◆ **Requirement**
Filter the entries, keeping every line with the word "caption".

[BEGIN]

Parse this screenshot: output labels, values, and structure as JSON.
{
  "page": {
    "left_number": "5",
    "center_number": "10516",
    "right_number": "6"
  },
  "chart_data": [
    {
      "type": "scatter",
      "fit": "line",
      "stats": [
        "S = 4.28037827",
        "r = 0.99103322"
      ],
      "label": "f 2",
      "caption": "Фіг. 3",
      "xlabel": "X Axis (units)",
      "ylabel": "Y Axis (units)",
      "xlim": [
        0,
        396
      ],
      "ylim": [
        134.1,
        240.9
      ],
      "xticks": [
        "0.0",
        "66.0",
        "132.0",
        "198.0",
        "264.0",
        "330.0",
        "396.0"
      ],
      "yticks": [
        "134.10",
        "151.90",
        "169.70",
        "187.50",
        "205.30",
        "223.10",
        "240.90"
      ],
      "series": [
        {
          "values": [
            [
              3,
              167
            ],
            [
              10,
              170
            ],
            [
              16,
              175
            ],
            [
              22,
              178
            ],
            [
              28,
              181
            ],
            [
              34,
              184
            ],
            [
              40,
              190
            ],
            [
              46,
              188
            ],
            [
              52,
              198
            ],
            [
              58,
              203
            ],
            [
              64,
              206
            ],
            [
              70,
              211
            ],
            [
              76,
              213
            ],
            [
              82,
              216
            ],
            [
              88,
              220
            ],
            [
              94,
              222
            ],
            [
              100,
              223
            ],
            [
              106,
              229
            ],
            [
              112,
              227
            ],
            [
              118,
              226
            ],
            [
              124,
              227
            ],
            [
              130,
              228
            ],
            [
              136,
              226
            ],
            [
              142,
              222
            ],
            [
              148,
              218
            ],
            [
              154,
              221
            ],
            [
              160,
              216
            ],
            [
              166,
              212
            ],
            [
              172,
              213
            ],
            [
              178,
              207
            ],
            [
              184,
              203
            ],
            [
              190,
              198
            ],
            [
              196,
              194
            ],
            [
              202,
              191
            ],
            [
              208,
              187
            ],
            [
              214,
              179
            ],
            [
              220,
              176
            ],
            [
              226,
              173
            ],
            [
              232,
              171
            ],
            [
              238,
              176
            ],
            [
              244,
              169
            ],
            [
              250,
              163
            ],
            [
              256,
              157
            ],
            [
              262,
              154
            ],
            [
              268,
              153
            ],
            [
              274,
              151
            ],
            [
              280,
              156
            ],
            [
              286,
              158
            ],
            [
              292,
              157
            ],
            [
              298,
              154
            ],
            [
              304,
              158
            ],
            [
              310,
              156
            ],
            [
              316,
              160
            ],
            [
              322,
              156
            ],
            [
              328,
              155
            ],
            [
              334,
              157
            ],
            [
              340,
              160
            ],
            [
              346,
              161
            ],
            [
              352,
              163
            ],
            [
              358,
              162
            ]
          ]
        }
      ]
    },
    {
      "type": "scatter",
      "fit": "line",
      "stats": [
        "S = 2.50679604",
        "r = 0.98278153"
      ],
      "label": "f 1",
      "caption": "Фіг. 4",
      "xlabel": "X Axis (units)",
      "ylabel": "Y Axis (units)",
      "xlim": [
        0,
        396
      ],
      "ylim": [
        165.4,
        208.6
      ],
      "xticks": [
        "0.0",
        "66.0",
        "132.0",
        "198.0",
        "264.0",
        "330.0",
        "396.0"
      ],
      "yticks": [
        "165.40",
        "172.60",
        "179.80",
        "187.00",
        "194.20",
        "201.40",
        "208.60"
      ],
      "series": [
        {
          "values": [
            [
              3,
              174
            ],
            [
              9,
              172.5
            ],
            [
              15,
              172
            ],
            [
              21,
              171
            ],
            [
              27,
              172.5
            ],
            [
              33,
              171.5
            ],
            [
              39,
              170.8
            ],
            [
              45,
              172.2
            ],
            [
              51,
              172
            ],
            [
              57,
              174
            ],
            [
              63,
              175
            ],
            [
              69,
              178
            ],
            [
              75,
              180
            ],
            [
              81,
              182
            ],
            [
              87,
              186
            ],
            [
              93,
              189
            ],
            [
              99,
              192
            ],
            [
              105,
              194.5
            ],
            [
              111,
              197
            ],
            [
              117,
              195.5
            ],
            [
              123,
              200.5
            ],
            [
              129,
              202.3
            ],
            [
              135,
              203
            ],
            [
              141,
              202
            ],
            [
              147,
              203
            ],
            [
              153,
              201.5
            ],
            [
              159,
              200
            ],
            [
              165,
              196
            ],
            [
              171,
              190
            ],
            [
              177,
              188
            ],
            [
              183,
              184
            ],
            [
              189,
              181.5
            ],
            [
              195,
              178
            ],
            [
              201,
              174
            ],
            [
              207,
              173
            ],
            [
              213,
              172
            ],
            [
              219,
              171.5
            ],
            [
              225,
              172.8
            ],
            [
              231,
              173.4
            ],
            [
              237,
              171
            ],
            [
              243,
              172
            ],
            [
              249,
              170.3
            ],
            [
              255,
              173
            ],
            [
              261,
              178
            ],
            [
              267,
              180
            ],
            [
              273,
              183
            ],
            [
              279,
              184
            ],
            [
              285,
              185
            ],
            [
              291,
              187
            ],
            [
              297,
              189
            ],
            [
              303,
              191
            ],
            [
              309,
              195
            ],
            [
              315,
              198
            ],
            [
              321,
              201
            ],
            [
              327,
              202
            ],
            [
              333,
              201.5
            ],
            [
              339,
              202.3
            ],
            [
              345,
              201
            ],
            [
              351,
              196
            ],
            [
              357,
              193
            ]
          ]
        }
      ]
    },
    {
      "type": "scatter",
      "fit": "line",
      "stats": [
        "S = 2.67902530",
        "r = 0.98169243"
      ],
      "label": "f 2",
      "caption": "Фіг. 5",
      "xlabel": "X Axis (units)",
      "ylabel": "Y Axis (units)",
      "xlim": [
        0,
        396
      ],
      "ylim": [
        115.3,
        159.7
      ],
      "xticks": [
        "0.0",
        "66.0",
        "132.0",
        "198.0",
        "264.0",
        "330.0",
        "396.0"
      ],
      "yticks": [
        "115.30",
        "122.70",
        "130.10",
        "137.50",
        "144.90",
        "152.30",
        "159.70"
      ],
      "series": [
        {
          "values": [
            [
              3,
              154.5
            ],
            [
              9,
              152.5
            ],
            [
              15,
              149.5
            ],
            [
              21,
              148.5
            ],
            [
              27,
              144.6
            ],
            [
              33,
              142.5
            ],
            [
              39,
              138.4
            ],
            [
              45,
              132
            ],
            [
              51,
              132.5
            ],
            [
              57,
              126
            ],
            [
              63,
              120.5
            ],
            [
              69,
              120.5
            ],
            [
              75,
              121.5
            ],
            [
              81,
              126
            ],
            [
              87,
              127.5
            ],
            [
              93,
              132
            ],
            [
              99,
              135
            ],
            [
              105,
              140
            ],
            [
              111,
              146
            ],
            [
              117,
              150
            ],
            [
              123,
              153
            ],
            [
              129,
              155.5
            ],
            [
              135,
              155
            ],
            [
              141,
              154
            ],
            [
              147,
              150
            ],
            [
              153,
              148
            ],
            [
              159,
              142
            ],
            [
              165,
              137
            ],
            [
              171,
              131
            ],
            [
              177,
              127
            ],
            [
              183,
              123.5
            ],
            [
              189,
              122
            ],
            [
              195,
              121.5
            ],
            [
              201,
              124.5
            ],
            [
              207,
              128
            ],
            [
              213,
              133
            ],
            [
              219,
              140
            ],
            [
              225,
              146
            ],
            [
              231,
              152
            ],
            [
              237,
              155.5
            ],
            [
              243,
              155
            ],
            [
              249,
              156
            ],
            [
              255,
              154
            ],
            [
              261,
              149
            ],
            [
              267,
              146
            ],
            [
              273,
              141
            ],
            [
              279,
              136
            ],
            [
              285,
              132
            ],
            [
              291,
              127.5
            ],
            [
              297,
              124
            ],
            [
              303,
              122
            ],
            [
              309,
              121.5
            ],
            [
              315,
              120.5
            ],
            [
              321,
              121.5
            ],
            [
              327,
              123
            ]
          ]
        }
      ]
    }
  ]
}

[END]

◆ **Exercise result**
      "caption": "Фіг. 3",
      "caption": "Фіг. 4",
      "caption": "Фіг. 5",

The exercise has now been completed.